---- MATERIAL PROVIDED

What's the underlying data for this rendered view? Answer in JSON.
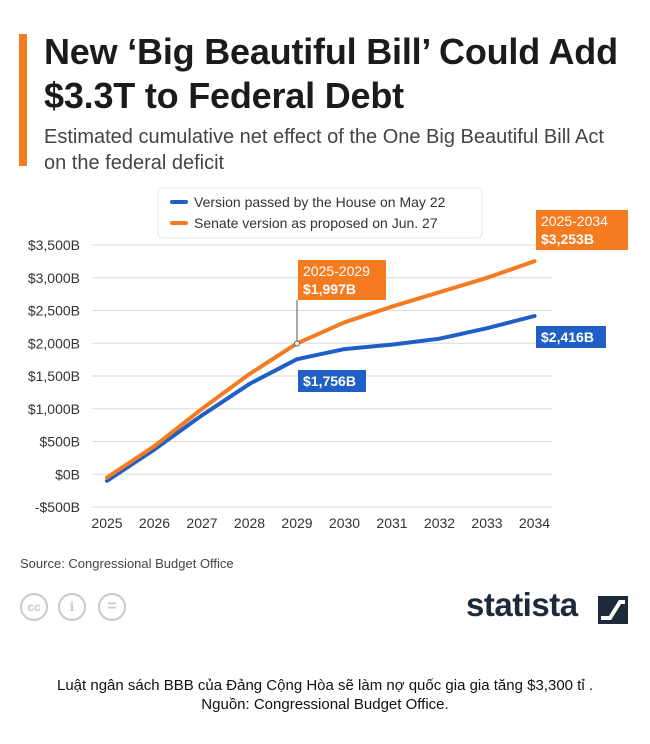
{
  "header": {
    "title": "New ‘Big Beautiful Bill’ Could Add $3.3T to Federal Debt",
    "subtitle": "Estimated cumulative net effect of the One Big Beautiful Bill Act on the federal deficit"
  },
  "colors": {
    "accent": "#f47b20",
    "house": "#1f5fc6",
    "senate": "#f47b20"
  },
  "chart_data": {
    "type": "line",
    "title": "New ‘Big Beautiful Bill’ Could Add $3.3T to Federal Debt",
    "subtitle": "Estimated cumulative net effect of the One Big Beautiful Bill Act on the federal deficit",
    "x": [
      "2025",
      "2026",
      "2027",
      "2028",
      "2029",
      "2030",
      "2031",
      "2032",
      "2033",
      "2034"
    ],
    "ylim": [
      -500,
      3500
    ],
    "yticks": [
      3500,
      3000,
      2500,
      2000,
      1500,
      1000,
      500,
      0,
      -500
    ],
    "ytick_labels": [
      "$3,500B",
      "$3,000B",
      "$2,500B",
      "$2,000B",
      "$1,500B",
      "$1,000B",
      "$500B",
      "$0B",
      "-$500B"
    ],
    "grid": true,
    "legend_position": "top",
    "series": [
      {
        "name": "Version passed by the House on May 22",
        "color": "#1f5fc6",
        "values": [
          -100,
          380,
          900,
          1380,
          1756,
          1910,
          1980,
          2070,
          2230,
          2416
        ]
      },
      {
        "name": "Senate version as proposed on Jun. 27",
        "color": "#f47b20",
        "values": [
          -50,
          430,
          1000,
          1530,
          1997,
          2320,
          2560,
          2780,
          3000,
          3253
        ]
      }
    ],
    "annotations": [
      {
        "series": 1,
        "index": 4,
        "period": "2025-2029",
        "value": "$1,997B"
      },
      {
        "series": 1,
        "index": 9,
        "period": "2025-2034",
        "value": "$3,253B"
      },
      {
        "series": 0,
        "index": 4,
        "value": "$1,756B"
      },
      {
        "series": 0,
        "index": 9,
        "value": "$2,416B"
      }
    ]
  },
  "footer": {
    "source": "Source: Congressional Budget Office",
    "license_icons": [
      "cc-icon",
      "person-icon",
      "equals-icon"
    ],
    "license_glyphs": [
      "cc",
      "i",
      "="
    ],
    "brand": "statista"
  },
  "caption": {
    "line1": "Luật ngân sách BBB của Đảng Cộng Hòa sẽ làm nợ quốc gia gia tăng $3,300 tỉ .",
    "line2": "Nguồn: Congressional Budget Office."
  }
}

--------
---- MATERIAL PROVIDED

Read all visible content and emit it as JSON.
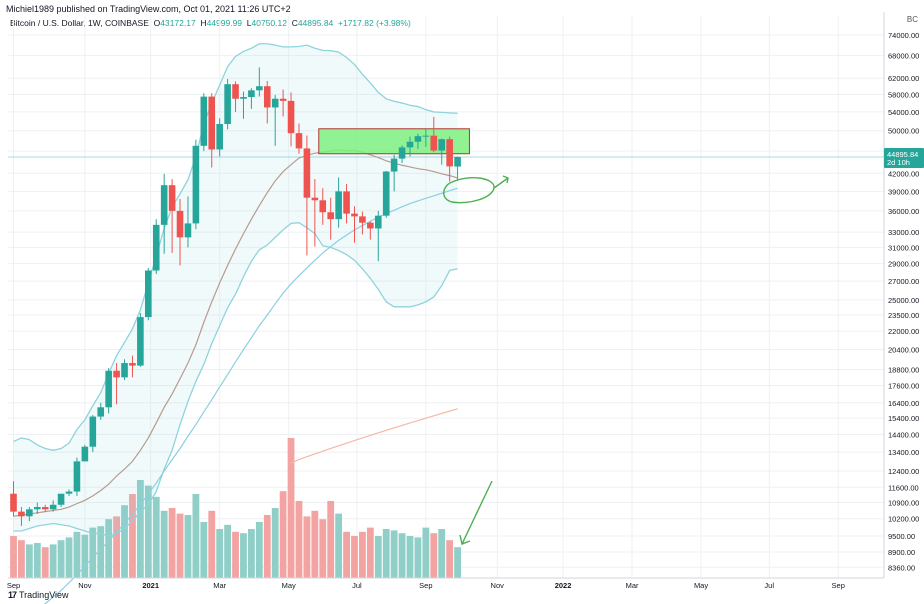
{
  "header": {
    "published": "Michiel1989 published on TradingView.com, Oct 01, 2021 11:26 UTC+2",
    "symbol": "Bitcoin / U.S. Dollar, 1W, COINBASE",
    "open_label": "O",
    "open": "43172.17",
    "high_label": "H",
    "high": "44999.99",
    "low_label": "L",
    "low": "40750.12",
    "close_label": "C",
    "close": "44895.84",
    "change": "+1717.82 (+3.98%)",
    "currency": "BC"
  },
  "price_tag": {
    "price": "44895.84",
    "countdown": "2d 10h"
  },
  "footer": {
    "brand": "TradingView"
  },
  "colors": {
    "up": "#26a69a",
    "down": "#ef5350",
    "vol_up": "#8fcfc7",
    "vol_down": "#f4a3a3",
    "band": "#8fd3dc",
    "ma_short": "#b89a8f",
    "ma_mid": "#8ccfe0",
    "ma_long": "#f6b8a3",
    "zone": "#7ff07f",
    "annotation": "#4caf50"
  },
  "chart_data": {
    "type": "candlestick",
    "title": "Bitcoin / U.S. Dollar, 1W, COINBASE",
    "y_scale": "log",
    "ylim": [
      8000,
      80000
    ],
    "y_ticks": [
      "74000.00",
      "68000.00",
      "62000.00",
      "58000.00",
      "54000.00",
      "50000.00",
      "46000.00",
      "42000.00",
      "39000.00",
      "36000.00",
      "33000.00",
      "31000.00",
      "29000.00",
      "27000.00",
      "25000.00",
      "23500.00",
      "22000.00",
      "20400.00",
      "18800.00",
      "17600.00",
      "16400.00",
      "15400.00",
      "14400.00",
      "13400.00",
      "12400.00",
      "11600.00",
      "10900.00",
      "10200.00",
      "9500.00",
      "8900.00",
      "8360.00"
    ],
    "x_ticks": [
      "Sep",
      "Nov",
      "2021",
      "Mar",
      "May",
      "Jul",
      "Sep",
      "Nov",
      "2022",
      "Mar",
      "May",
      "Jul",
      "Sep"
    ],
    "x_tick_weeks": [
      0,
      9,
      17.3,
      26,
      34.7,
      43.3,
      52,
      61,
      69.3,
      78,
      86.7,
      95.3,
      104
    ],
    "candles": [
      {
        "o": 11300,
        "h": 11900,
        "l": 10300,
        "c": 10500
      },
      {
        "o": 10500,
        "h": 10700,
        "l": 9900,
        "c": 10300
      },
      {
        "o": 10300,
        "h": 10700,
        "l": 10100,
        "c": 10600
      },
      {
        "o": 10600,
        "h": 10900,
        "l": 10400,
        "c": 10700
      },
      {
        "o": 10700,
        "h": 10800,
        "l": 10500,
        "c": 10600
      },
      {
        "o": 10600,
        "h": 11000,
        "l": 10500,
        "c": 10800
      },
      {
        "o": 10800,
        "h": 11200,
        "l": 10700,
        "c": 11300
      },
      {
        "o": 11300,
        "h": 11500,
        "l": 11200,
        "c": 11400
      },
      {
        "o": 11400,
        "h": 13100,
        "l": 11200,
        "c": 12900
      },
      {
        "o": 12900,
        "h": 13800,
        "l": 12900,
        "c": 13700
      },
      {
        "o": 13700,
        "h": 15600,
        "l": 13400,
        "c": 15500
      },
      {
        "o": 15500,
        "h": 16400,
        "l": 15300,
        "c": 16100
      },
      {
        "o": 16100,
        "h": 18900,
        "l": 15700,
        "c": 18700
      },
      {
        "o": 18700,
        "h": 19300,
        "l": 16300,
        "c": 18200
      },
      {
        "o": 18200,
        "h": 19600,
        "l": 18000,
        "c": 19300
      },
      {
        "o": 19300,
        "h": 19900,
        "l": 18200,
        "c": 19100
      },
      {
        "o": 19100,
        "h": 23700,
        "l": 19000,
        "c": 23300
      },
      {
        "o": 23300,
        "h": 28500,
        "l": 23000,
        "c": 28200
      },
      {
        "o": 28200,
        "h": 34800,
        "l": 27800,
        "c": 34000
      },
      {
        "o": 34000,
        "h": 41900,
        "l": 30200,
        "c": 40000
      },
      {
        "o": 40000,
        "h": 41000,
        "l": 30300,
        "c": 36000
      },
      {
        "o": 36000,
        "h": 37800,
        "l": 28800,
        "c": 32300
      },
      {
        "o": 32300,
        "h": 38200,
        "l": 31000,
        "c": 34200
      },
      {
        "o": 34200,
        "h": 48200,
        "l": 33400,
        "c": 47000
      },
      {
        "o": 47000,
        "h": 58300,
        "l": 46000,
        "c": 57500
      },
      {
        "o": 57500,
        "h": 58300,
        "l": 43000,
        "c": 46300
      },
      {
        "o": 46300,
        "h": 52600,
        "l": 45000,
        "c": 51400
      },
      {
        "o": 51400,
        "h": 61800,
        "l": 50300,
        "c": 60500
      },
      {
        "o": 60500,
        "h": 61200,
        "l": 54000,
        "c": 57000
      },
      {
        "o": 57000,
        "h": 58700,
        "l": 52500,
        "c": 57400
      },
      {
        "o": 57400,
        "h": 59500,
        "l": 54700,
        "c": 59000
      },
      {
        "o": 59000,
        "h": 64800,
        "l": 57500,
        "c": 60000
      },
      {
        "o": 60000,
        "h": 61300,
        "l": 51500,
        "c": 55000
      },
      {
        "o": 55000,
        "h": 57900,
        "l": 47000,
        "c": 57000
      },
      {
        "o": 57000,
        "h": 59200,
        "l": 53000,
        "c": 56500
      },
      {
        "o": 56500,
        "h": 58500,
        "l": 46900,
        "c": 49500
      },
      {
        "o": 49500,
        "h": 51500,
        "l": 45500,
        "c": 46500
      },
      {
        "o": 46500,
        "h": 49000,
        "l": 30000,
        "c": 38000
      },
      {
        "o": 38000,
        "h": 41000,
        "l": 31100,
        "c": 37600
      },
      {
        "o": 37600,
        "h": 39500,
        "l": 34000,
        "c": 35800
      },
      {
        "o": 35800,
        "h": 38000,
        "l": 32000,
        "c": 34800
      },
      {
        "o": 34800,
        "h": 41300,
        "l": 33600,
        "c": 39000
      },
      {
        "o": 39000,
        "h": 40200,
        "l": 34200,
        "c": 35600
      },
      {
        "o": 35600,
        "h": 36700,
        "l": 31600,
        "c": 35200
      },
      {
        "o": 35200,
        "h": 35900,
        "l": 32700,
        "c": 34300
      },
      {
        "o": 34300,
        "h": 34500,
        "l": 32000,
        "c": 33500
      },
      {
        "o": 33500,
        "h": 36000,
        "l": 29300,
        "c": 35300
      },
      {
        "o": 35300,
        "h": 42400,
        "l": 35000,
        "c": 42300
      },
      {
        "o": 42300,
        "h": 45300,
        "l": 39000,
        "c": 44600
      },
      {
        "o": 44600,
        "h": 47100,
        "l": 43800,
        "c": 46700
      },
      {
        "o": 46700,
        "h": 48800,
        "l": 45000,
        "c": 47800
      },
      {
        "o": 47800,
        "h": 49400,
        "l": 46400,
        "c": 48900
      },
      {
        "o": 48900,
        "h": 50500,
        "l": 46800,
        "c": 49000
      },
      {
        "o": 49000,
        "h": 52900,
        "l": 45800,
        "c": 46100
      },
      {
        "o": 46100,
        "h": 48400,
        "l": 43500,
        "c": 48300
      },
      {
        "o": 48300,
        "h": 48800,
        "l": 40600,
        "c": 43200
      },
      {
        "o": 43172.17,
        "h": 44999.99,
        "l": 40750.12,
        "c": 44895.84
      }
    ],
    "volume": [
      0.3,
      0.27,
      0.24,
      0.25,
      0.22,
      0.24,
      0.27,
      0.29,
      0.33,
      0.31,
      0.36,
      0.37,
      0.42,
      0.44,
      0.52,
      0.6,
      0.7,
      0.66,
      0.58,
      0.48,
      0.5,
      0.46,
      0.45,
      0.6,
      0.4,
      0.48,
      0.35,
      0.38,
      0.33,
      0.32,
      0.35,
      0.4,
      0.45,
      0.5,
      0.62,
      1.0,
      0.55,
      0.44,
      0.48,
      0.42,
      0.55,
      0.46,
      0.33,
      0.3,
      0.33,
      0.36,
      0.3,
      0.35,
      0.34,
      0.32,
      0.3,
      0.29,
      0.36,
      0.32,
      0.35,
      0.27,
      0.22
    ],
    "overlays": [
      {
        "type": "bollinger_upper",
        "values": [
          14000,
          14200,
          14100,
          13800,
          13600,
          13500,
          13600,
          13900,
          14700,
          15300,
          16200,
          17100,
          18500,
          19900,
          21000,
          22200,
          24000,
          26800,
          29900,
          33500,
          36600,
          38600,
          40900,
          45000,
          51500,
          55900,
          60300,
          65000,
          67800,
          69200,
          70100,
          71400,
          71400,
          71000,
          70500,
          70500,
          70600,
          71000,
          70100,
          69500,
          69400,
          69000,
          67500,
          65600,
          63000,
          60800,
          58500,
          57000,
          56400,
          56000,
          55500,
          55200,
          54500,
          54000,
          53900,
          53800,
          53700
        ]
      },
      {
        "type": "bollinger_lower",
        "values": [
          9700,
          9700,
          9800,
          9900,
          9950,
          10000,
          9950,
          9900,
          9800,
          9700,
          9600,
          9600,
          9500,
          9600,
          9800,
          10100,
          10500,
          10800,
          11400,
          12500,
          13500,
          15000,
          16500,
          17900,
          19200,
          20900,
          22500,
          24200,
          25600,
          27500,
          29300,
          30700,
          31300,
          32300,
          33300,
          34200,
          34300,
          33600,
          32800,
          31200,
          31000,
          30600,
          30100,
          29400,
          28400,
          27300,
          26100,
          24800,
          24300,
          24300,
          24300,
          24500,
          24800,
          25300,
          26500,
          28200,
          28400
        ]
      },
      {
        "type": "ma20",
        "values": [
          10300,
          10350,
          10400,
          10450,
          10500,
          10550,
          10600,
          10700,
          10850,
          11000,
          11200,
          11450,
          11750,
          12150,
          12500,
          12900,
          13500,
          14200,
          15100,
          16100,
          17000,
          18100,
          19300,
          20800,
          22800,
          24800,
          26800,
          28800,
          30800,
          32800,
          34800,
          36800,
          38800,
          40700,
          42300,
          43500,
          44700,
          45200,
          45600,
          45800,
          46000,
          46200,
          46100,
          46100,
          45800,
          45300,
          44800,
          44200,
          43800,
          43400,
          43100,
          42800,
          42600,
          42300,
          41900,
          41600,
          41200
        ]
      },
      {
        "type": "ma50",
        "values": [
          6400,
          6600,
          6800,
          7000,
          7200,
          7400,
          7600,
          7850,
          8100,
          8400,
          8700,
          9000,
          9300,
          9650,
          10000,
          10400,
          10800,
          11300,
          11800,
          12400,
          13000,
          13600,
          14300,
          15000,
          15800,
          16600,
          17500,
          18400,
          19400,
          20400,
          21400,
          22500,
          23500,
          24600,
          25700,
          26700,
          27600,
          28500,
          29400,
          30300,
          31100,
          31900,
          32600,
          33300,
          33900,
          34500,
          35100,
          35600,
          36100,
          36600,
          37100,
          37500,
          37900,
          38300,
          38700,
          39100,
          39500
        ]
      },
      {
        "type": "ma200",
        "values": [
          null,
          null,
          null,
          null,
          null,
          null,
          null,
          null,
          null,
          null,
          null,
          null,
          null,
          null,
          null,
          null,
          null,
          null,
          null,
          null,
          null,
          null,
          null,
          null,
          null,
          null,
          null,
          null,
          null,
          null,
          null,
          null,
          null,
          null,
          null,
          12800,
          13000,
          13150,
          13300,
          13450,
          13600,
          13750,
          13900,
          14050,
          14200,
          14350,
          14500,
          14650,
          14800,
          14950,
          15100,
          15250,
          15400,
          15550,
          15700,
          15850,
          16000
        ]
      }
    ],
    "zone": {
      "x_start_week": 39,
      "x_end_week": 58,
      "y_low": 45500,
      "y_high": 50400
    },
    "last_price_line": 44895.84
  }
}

--------

• _WRITTEN INSTRUCTION_
Note how many lines in the material hold the word "name", and give that number with nothing added.

• _TASK SOLUTION_
2